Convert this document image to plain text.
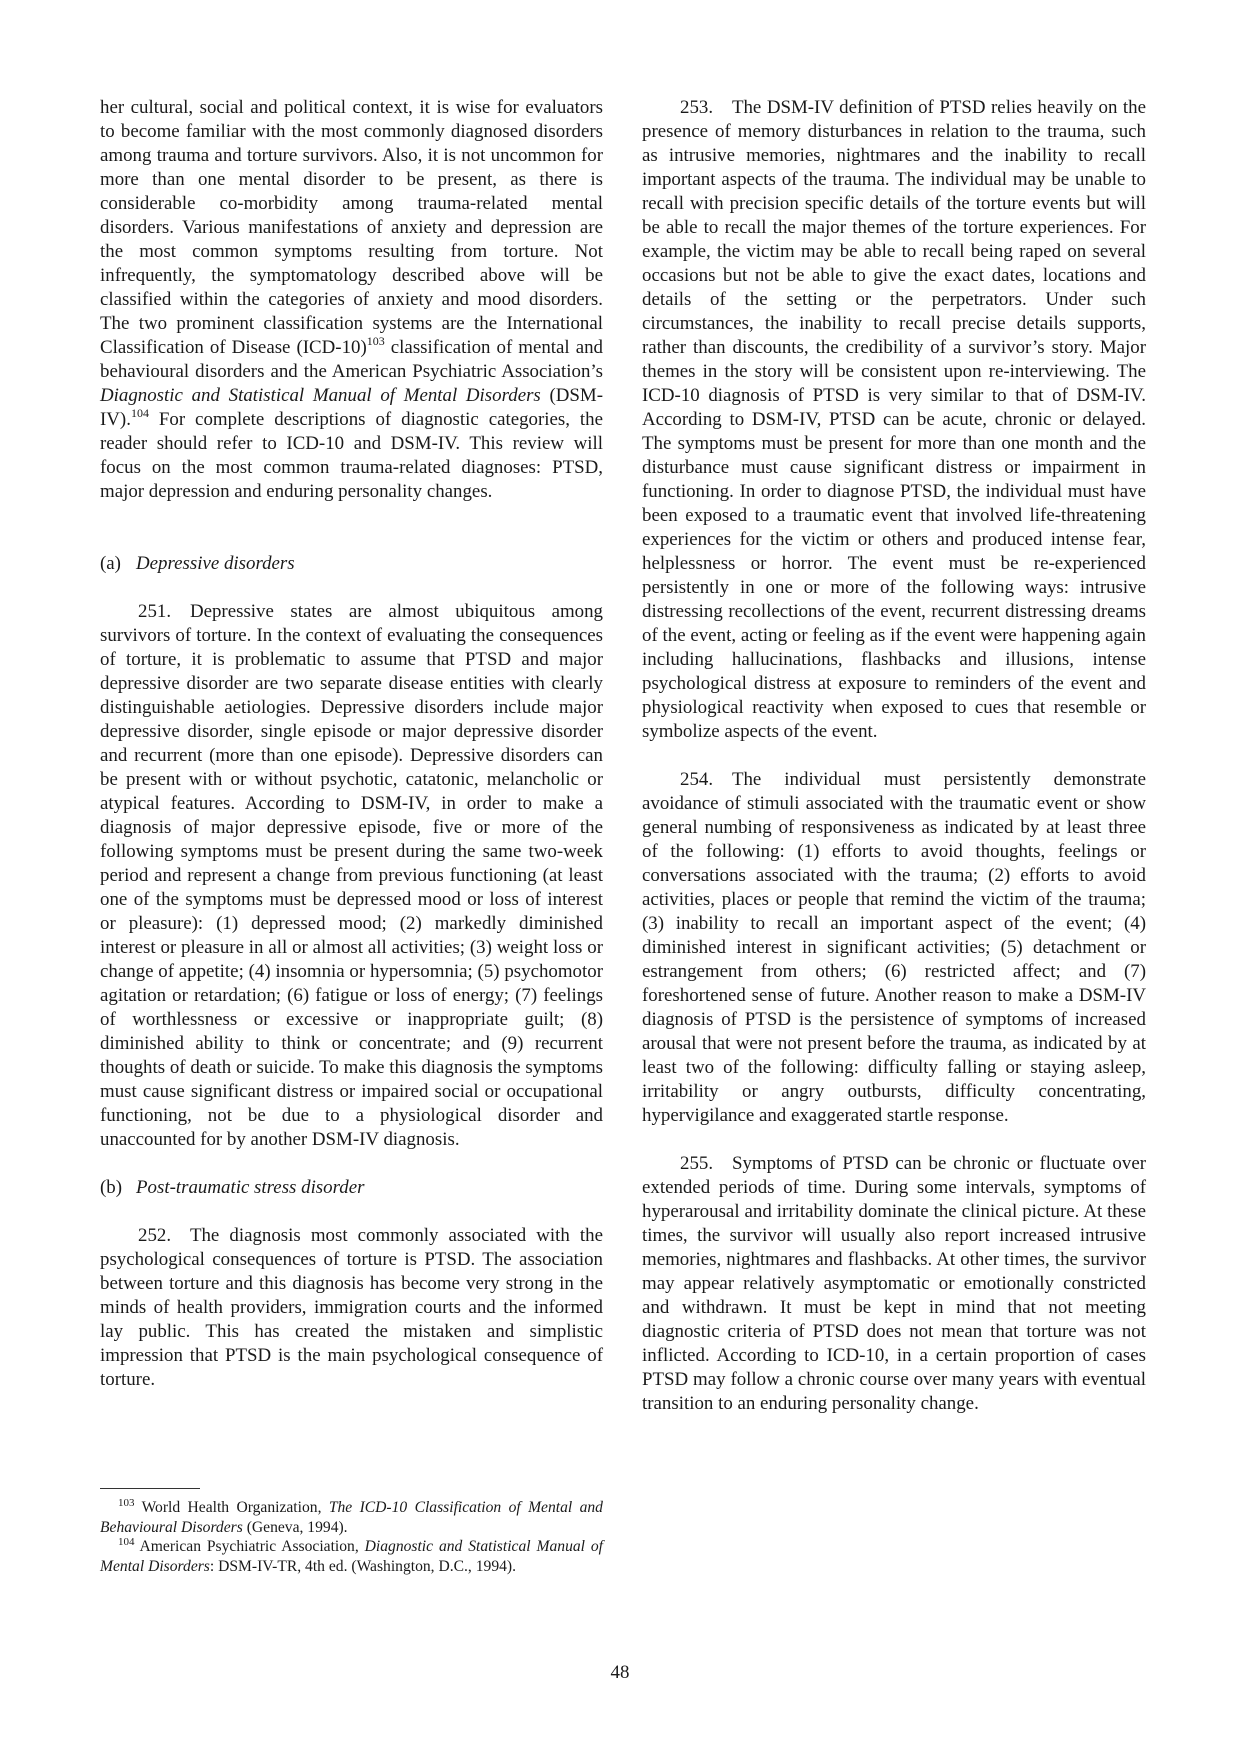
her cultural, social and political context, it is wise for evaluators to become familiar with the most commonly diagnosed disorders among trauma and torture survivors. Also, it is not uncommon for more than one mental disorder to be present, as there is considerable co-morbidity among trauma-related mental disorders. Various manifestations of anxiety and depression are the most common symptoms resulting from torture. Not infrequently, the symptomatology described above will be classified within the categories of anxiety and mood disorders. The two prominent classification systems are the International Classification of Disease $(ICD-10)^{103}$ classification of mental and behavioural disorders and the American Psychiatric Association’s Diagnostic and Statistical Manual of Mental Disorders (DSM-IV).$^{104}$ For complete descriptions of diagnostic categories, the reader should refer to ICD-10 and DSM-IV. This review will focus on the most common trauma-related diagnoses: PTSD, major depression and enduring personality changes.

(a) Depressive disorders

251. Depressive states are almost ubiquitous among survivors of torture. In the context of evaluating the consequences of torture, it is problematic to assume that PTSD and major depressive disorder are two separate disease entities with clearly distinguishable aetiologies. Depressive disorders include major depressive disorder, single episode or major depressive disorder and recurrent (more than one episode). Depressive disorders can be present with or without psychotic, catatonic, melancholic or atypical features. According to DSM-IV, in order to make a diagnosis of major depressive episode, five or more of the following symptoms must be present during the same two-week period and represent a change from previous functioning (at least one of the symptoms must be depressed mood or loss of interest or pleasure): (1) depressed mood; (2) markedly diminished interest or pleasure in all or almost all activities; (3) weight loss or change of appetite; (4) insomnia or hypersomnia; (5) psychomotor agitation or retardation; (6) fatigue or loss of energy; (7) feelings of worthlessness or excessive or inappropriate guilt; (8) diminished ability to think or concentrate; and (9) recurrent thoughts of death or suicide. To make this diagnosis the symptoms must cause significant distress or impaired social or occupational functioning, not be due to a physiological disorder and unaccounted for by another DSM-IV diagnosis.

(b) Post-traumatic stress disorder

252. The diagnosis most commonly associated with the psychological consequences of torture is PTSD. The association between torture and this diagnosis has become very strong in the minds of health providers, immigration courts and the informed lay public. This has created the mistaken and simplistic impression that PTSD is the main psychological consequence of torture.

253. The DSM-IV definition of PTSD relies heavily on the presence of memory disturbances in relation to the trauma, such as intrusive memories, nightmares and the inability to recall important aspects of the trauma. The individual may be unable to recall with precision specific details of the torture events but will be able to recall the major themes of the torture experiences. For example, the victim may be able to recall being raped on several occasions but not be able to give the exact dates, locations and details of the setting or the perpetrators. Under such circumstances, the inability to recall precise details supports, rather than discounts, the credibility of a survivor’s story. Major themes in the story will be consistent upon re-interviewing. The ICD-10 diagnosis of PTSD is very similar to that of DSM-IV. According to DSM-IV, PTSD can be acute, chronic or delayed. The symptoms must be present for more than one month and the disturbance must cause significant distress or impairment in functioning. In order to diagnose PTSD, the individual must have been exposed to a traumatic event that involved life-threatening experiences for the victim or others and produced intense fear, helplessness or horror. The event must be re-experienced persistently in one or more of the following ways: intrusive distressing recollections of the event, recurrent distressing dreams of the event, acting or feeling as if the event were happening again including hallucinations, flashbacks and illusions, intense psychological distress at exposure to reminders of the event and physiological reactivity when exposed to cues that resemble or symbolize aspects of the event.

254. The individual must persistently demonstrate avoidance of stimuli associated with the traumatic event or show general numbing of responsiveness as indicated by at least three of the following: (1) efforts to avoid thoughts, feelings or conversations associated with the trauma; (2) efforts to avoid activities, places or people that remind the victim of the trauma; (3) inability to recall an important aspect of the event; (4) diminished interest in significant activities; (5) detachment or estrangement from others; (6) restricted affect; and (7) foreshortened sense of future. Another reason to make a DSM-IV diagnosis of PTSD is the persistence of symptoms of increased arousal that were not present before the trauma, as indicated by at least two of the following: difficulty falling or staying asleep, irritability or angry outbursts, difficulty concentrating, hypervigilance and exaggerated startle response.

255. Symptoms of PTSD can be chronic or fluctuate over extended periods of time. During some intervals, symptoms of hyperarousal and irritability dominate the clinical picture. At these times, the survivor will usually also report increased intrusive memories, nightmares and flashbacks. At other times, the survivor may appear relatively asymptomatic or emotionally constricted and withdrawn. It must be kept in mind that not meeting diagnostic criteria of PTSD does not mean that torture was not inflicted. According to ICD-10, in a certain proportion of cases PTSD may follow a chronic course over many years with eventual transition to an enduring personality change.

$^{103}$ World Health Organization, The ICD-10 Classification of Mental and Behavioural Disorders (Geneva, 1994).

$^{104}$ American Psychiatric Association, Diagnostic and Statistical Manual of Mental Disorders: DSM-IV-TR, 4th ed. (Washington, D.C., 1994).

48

* * *

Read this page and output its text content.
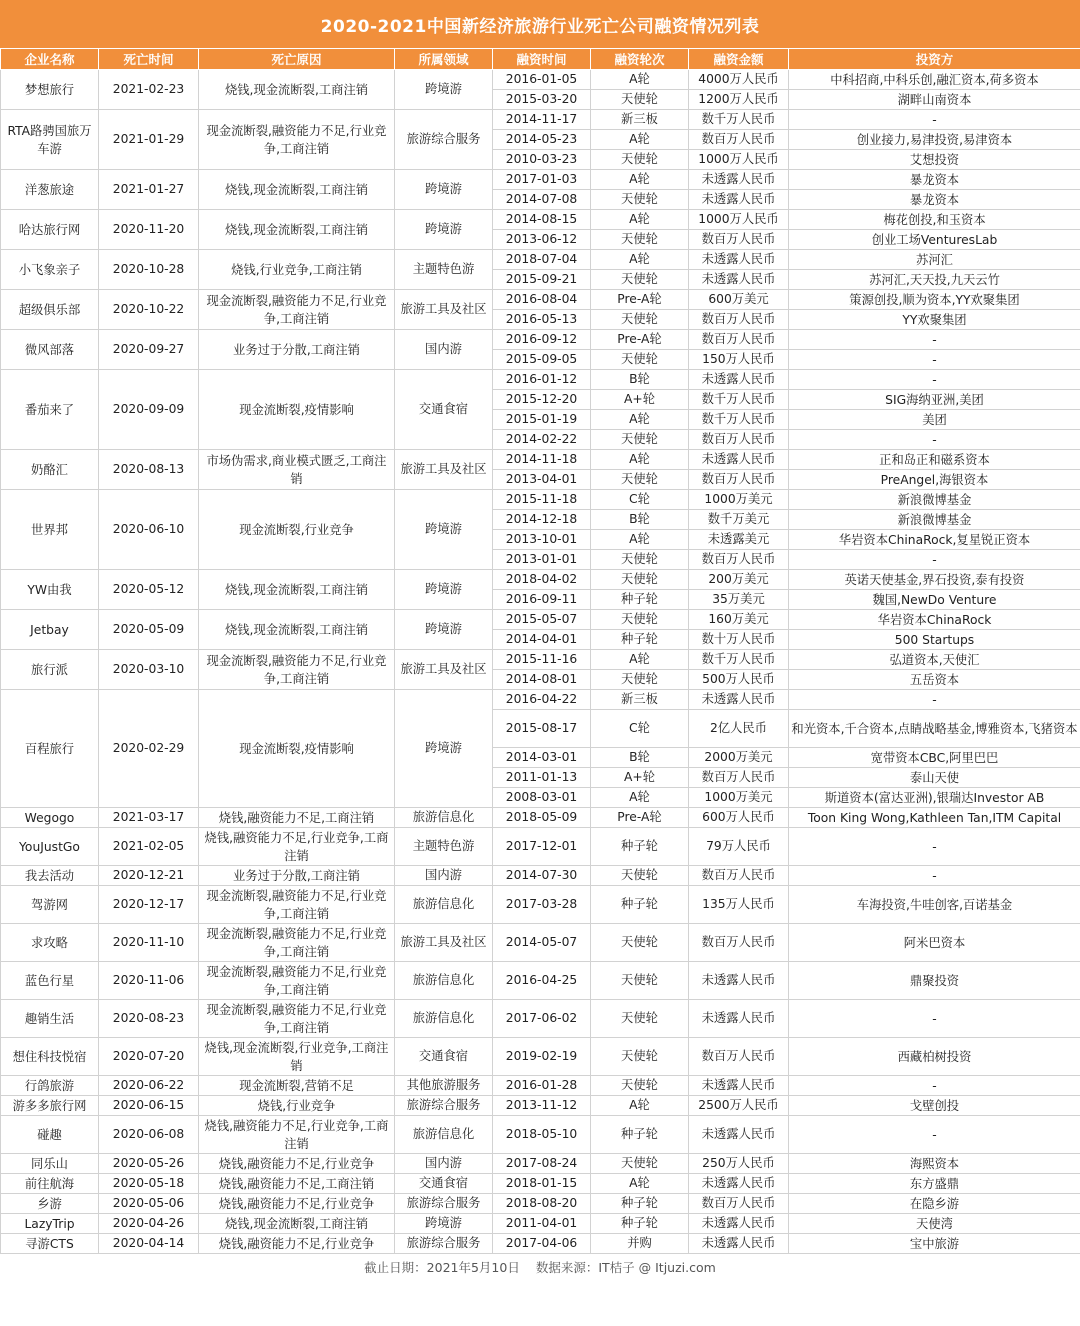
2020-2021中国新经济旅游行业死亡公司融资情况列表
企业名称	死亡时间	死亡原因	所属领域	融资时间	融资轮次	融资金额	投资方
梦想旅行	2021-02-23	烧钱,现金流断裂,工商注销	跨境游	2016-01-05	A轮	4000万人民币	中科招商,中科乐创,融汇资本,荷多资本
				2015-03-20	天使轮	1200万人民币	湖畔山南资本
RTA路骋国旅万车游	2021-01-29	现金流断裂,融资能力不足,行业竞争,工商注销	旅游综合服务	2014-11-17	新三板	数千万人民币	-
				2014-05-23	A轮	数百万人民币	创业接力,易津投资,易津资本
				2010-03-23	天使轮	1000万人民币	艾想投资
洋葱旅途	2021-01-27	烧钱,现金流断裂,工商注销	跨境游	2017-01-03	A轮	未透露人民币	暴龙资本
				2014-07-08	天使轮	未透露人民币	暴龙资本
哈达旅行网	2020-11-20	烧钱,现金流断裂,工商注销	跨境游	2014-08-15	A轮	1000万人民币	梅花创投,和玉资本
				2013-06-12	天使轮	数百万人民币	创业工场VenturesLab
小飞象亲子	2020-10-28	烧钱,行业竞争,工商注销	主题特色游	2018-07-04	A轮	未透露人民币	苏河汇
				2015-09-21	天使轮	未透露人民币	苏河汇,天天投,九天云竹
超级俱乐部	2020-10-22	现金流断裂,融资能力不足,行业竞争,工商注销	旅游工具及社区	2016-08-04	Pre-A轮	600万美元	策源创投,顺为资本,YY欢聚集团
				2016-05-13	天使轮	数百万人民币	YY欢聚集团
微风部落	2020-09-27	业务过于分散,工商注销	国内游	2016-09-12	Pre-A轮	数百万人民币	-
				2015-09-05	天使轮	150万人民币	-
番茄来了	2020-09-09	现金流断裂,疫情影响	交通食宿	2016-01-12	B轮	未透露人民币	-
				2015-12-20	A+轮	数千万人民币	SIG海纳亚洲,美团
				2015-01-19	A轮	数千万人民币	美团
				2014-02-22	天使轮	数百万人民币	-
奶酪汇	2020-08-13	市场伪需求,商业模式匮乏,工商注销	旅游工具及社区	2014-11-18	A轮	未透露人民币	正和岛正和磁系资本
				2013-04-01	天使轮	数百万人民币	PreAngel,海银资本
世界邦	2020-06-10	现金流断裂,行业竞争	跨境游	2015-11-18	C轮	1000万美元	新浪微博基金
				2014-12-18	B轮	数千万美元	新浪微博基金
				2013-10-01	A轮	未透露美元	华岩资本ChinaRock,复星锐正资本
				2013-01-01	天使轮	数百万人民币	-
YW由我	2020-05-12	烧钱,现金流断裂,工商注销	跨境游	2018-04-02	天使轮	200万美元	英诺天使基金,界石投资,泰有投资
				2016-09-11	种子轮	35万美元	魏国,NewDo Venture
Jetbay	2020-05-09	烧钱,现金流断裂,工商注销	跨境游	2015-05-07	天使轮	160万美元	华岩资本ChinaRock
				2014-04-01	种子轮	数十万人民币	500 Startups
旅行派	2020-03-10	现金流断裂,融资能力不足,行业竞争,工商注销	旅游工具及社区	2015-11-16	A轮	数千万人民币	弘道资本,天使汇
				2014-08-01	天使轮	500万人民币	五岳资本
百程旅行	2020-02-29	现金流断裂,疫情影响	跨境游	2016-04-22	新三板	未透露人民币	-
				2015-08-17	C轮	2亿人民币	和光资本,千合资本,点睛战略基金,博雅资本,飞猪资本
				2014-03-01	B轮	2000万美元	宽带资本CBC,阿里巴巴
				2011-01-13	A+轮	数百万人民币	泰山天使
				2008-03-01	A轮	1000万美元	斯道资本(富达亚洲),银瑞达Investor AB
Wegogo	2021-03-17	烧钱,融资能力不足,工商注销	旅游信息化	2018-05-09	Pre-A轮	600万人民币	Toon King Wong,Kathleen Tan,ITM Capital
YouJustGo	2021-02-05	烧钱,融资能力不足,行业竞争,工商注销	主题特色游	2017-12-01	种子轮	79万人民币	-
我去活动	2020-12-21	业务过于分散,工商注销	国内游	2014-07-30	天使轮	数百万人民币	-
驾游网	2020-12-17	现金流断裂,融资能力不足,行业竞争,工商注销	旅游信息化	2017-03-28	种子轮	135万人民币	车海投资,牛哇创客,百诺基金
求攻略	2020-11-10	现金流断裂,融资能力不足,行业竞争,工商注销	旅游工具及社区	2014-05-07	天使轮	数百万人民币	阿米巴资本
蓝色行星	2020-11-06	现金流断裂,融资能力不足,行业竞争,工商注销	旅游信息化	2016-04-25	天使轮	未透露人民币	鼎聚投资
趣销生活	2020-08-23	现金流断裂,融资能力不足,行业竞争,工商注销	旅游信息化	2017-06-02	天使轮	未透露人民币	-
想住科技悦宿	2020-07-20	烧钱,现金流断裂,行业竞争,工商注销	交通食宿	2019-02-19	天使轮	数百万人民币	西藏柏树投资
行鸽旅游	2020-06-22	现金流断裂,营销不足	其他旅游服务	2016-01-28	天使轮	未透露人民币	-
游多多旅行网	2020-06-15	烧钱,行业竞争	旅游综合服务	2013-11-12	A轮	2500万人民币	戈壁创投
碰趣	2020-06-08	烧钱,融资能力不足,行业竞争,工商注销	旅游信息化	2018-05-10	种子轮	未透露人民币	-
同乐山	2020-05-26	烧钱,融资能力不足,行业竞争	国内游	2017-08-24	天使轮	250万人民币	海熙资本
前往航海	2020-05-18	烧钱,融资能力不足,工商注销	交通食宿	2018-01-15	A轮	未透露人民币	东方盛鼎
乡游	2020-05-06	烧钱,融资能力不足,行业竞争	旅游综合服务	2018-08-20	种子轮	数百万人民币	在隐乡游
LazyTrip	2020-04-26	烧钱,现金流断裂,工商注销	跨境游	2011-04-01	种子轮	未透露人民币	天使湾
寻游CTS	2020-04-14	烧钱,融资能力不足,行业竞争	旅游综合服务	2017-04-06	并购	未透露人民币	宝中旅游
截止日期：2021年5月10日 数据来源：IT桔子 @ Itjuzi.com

--

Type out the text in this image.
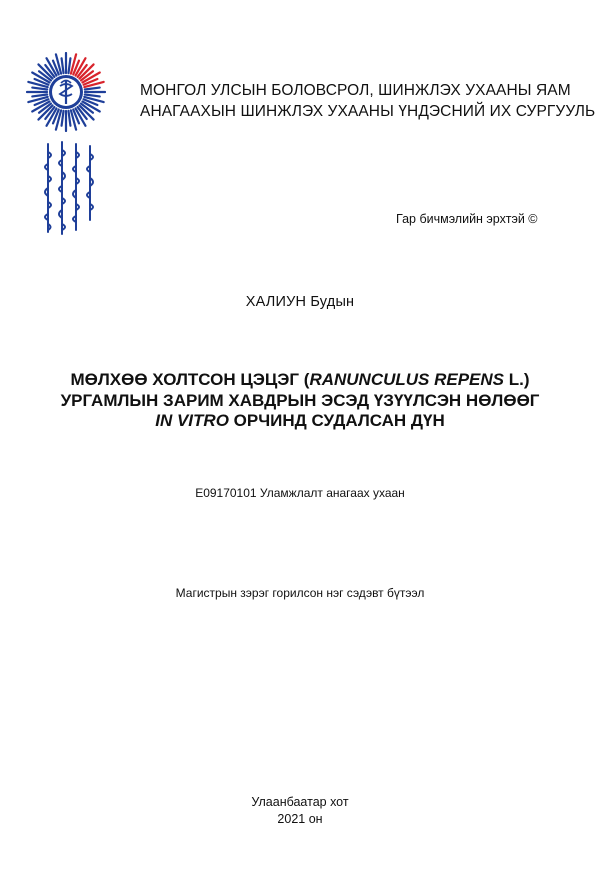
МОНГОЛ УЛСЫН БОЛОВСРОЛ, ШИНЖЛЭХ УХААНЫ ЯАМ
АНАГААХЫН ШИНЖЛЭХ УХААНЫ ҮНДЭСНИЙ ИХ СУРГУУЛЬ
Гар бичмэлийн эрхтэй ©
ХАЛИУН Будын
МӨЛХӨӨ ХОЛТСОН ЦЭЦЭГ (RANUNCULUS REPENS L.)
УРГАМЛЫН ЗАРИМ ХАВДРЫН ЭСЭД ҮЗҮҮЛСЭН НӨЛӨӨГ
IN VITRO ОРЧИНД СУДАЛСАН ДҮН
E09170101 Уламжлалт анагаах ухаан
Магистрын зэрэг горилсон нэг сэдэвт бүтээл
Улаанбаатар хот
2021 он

[PROBLEM DESCRIPTION] What is the number of lines containing "暴龙资本"? Give that number only.

[EXERCISE ANSWER] 2